» Goal
Copy the lines from the first one through the line containing "toc-dot-leader [330, 1074, 740, 1106]", without changing a single character.

** START **

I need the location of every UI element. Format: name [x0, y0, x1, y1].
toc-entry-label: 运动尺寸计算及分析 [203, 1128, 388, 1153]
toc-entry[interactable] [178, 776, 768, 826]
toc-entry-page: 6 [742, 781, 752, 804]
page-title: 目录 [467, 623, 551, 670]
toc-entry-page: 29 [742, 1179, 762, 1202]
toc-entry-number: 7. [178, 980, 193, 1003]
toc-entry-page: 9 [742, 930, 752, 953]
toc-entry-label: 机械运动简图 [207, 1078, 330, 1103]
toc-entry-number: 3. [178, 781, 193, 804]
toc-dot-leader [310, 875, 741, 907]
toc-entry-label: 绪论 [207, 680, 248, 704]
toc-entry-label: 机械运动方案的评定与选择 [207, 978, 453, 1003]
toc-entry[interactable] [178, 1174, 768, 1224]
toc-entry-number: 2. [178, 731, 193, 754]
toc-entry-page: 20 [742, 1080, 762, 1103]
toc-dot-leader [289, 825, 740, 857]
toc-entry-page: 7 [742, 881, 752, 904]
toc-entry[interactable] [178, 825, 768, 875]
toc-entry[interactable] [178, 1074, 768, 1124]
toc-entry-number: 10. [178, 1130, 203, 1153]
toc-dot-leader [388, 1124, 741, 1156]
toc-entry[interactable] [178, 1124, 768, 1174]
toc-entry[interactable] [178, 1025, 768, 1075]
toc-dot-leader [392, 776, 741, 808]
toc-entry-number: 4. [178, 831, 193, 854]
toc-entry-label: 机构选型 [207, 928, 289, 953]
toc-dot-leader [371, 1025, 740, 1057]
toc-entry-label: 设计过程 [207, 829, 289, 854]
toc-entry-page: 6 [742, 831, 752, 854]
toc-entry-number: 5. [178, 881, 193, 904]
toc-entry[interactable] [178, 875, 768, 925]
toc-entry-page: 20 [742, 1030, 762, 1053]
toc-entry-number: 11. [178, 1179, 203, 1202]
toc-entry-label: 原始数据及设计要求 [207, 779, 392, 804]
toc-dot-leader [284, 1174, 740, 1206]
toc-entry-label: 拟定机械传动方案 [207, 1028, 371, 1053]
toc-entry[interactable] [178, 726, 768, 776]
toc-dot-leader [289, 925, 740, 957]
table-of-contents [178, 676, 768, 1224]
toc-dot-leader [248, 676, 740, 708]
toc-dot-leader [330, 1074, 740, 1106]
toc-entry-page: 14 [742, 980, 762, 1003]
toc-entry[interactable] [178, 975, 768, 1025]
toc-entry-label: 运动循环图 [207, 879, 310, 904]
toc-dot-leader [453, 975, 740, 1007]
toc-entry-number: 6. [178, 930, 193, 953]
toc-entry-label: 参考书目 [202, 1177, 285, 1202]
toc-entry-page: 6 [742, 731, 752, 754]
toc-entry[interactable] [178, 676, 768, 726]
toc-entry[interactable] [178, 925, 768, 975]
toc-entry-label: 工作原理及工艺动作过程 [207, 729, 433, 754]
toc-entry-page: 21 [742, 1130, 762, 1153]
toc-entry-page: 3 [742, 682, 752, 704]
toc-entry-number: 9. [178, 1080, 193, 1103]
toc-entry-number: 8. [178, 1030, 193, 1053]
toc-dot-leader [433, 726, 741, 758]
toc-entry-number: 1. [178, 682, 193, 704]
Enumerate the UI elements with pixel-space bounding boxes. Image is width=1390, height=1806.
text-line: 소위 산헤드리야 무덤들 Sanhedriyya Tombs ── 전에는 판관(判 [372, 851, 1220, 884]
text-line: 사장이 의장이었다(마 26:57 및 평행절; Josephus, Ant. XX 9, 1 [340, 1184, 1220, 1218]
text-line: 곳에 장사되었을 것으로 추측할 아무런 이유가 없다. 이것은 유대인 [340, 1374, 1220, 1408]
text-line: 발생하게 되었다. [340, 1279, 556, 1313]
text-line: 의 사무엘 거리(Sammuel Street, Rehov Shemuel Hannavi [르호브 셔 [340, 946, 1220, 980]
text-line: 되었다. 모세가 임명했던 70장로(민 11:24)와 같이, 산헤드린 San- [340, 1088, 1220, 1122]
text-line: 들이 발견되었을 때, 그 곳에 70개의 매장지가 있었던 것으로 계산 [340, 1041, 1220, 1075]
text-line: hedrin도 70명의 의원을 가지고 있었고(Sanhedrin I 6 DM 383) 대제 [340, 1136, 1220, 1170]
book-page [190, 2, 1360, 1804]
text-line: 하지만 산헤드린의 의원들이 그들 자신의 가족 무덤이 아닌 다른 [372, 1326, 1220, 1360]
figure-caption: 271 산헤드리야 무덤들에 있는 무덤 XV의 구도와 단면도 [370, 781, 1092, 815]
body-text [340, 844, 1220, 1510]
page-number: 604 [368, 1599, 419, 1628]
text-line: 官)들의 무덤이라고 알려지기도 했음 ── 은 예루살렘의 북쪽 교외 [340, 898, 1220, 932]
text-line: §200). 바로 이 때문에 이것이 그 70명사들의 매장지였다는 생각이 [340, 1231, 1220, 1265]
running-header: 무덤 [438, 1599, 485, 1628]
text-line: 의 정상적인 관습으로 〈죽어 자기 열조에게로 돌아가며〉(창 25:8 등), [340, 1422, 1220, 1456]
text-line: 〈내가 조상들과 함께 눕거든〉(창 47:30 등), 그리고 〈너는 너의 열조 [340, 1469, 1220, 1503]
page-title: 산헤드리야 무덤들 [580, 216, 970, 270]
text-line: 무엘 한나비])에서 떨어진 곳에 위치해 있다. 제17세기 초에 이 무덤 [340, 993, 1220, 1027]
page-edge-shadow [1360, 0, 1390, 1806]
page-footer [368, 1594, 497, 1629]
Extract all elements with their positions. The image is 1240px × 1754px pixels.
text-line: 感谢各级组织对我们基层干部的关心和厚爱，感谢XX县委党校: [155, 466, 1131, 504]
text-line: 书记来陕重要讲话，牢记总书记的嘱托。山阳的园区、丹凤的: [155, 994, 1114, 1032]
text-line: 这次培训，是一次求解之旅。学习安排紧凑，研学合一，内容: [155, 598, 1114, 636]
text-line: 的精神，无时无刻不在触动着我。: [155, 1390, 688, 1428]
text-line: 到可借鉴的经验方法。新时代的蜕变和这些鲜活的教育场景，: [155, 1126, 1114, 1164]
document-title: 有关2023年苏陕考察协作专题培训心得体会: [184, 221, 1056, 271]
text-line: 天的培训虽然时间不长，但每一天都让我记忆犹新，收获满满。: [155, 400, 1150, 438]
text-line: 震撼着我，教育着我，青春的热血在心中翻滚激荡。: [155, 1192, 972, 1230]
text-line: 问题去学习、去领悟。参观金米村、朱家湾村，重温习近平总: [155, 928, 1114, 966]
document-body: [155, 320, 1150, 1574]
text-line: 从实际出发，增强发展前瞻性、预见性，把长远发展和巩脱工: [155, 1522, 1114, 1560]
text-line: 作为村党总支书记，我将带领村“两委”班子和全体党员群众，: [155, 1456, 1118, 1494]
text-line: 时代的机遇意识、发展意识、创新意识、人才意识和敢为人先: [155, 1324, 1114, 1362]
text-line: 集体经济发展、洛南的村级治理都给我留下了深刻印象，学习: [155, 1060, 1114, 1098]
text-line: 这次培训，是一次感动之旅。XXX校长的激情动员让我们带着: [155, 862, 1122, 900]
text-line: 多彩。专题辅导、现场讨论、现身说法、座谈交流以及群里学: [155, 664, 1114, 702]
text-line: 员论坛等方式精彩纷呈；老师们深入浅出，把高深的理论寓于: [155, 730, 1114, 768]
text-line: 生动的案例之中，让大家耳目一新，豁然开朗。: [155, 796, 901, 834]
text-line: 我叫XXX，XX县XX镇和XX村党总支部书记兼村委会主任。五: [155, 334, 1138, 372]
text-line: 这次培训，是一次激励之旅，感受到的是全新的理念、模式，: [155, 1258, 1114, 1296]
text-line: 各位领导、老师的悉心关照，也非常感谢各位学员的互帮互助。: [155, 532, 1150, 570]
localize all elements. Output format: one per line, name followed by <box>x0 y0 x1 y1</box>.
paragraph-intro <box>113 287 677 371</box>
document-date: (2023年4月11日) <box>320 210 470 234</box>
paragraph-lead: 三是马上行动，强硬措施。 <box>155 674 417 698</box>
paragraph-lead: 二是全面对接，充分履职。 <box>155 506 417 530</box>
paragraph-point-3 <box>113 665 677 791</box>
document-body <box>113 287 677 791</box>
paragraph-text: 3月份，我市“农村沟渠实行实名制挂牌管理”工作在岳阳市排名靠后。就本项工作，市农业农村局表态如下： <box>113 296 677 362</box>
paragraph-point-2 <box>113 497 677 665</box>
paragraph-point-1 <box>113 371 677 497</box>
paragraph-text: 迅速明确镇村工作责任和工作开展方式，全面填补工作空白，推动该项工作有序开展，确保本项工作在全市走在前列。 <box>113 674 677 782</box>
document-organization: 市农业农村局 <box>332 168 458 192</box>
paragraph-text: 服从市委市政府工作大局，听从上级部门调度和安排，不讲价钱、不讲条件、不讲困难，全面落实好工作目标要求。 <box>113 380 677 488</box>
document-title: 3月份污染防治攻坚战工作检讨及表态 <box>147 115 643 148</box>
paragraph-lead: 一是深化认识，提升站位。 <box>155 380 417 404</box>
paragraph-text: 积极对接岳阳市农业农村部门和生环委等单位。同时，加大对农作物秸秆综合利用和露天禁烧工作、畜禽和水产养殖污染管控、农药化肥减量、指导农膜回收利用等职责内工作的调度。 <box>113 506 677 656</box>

** END **

» Response to this task
I need the location of every UI element. Format: name [x0, y0, x1, y1].
toc-entry-label: 运动尺寸计算及分析 [203, 1128, 388, 1153]
toc-entry[interactable] [178, 776, 768, 826]
toc-entry-page: 6 [742, 781, 752, 804]
page-title: 目录 [467, 623, 551, 670]
toc-entry-page: 29 [742, 1179, 762, 1202]
toc-entry-number: 7. [178, 980, 193, 1003]
toc-entry-page: 9 [742, 930, 752, 953]
toc-entry-label: 机械运动简图 [207, 1078, 330, 1103]
toc-entry-number: 3. [178, 781, 193, 804]
toc-dot-leader [310, 875, 741, 907]
toc-entry-label: 绪论 [207, 680, 248, 704]
toc-entry-label: 机械运动方案的评定与选择 [207, 978, 453, 1003]
toc-entry[interactable] [178, 1174, 768, 1224]
toc-entry-number: 2. [178, 731, 193, 754]
toc-entry-page: 20 [742, 1080, 762, 1103]
toc-dot-leader [289, 825, 740, 857]
toc-entry-page: 7 [742, 881, 752, 904]
toc-entry[interactable] [178, 825, 768, 875]
toc-entry[interactable] [178, 1074, 768, 1124]
toc-entry-number: 10. [178, 1130, 203, 1153]
toc-dot-leader [388, 1124, 741, 1156]
toc-entry[interactable] [178, 1124, 768, 1174]
toc-entry[interactable] [178, 1025, 768, 1075]
toc-dot-leader [392, 776, 741, 808]
toc-entry-number: 4. [178, 831, 193, 854]
toc-entry-label: 机构选型 [207, 928, 289, 953]
toc-dot-leader [371, 1025, 740, 1057]
toc-entry-label: 设计过程 [207, 829, 289, 854]
toc-entry-page: 6 [742, 831, 752, 854]
toc-entry-number: 5. [178, 881, 193, 904]
toc-entry[interactable] [178, 875, 768, 925]
toc-entry-page: 20 [742, 1030, 762, 1053]
toc-entry-number: 11. [178, 1179, 203, 1202]
toc-entry-label: 原始数据及设计要求 [207, 779, 392, 804]
toc-dot-leader [284, 1174, 740, 1206]
toc-entry-label: 拟定机械传动方案 [207, 1028, 371, 1053]
toc-entry[interactable] [178, 726, 768, 776]
toc-dot-leader [289, 925, 740, 957]
table-of-contents [178, 676, 768, 1224]
toc-dot-leader [248, 676, 740, 708]
toc-dot-leader [330, 1074, 740, 1106]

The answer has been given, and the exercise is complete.